-------- Given information
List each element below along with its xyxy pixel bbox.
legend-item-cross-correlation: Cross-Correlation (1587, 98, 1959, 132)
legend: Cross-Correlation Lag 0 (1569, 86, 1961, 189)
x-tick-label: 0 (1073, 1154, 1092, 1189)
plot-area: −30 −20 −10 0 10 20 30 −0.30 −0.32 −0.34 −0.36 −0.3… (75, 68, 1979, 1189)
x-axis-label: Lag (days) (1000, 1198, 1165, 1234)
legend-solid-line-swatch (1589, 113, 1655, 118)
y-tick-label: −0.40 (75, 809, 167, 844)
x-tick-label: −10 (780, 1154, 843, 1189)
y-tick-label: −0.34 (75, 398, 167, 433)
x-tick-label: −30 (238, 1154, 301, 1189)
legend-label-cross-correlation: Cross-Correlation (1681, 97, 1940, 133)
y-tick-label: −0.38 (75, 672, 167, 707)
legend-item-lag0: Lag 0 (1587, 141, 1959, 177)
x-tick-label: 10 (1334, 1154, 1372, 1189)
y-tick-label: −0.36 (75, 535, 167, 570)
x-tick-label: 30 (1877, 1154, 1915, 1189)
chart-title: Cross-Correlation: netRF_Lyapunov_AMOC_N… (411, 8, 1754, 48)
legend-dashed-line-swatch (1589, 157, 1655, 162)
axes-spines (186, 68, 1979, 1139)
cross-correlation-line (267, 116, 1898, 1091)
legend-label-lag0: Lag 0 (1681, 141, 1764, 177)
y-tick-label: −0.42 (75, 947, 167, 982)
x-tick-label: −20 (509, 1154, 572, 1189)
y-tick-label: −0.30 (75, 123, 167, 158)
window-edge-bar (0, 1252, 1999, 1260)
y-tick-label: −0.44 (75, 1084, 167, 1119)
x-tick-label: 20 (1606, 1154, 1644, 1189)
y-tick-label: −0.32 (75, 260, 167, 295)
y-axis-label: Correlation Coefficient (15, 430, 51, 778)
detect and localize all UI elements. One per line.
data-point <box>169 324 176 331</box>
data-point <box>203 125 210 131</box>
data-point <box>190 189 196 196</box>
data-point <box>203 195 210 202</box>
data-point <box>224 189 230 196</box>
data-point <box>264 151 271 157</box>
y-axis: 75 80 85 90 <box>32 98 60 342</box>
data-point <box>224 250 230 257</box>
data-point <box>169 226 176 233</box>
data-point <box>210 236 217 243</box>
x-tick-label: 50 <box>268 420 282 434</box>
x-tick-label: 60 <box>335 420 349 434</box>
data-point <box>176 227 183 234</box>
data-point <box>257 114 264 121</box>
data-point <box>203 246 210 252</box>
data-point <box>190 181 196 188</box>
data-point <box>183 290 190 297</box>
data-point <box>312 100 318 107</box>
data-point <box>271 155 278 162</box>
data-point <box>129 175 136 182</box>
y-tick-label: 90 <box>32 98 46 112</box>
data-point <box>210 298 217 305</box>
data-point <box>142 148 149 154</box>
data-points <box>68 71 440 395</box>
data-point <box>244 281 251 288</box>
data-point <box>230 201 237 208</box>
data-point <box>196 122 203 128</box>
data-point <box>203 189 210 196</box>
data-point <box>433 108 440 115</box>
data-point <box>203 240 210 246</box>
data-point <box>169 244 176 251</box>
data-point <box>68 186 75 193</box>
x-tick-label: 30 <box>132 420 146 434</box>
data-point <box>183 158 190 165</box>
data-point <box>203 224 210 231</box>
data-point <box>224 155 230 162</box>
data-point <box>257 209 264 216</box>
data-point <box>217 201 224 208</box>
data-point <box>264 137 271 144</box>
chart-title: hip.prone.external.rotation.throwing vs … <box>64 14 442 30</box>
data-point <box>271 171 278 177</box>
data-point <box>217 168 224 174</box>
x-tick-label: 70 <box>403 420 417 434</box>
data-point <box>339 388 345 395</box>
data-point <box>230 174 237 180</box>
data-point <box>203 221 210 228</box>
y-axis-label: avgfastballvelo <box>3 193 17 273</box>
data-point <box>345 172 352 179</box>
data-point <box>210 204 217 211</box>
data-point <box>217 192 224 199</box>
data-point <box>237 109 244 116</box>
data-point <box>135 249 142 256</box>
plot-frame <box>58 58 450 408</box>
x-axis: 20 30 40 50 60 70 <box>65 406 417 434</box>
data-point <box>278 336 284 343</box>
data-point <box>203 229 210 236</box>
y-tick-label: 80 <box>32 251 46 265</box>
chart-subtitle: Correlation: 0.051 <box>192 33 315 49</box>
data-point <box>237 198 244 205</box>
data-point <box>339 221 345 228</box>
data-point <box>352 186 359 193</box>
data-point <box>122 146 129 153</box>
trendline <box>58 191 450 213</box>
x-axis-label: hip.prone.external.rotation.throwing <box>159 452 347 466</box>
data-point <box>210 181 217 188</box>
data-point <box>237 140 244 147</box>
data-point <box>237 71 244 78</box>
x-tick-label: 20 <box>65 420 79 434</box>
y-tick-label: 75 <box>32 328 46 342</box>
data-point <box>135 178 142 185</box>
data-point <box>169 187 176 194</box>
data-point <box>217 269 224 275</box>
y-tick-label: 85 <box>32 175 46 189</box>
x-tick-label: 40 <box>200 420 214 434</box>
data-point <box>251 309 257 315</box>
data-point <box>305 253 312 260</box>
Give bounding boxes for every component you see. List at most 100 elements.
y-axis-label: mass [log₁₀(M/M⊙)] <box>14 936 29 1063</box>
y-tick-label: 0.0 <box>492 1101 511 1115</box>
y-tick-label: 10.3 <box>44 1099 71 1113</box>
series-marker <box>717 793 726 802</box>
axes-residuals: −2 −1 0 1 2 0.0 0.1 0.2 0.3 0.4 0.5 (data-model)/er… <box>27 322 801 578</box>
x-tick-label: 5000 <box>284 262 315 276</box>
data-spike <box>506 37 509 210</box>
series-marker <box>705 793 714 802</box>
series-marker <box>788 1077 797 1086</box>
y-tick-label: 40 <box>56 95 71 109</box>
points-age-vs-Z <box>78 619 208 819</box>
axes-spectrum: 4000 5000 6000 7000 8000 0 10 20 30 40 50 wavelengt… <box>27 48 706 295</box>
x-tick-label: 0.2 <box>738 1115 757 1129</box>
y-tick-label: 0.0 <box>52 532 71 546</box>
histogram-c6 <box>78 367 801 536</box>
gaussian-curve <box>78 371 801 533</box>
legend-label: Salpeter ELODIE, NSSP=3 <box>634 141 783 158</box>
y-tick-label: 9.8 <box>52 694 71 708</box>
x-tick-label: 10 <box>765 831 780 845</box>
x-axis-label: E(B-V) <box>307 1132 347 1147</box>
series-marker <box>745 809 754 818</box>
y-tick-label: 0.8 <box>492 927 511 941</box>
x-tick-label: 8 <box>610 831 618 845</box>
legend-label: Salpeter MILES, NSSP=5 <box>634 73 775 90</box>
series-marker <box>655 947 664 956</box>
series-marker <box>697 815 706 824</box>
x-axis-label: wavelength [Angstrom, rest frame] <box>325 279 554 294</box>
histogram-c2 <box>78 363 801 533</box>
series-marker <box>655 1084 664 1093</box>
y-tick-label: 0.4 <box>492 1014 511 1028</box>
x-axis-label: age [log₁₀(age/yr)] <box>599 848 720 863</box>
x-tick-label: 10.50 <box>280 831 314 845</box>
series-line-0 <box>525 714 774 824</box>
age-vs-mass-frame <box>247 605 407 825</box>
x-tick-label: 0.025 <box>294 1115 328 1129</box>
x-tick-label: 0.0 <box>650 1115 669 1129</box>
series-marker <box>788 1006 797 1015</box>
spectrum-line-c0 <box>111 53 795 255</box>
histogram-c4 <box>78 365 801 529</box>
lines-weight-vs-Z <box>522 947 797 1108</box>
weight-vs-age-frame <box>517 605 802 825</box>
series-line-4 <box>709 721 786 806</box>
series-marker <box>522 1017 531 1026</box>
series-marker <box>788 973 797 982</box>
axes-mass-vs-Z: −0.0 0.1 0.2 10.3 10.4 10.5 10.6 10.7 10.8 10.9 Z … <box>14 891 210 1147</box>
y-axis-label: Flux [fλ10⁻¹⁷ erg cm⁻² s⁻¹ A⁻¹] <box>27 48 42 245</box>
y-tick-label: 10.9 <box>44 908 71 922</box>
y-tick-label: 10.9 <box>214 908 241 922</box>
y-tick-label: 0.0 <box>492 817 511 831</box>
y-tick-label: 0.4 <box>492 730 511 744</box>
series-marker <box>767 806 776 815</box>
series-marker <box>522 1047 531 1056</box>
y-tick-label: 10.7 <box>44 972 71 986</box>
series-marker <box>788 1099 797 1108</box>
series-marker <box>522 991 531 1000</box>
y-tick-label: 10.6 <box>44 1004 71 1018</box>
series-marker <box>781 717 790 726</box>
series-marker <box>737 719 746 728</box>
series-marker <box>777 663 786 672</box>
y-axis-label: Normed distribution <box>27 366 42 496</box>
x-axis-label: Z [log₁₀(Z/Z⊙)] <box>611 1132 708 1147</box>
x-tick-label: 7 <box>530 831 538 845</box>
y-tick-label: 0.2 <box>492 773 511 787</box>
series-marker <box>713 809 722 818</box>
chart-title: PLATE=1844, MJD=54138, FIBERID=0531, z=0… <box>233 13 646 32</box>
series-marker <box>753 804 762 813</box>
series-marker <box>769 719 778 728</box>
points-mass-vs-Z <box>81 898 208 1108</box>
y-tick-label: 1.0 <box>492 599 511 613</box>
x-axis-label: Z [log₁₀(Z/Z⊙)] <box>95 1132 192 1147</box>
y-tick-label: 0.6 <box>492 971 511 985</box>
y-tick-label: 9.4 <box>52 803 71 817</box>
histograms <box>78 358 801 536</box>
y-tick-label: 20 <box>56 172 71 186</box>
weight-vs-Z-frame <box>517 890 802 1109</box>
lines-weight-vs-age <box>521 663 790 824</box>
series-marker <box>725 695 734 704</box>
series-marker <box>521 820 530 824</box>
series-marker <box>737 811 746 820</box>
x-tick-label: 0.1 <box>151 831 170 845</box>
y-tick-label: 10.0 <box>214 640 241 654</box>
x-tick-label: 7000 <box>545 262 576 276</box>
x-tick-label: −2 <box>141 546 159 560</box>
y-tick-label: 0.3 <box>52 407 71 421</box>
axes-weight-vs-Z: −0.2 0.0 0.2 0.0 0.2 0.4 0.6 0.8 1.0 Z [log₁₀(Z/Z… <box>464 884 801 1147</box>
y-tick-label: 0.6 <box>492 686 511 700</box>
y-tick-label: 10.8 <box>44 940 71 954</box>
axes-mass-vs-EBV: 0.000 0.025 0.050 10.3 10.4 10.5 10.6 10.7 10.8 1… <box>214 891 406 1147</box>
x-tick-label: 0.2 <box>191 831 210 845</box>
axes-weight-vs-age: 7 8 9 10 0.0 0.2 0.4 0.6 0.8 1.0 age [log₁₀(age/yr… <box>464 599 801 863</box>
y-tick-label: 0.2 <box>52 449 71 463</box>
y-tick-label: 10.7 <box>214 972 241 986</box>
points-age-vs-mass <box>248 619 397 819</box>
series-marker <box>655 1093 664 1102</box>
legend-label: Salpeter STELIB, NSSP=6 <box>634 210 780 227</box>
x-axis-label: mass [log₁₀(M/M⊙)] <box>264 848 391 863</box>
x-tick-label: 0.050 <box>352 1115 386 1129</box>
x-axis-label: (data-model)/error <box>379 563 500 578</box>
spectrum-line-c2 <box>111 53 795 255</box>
----------------
■ Directions: Switch "bbox" to "bounding box" in the rows from the first one up to and including the row with "x-axis-label: Lag (days)", and give back only those rows with nothing else changed.

■ Worked answer:
List each element below along with its xyxy pixel bounding box.
legend-item-cross-correlation: Cross-Correlation (1587, 98, 1959, 132)
legend: Cross-Correlation Lag 0 (1569, 86, 1961, 189)
x-tick-label: 0 (1073, 1154, 1092, 1189)
plot-area: −30 −20 −10 0 10 20 30 −0.30 −0.32 −0.34 −0.36 −0.3… (75, 68, 1979, 1189)
x-axis-label: Lag (days) (1000, 1198, 1165, 1234)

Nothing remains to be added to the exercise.